- Prompt:
State how many lines in the listing below include the word "icon", and add nothing besides the number.

- Record extracts:
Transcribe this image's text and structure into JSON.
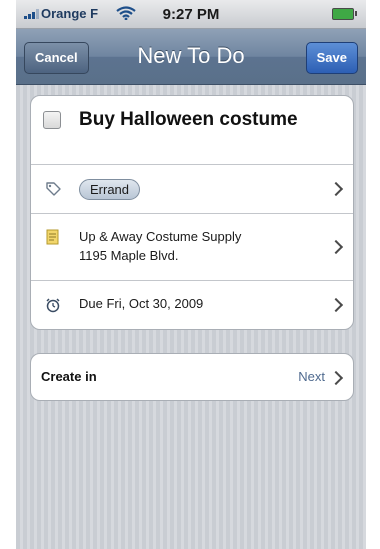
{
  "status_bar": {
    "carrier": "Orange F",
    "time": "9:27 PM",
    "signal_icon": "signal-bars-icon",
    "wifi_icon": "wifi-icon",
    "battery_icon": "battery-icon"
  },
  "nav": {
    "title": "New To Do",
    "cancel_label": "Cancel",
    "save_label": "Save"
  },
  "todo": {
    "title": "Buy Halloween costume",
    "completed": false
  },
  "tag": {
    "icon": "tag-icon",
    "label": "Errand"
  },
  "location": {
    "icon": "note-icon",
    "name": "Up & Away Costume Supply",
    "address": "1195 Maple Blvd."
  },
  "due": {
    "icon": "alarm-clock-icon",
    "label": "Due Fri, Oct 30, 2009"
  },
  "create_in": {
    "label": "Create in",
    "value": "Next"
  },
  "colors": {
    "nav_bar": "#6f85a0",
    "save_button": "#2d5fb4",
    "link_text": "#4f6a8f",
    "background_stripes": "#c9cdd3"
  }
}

- Response:
6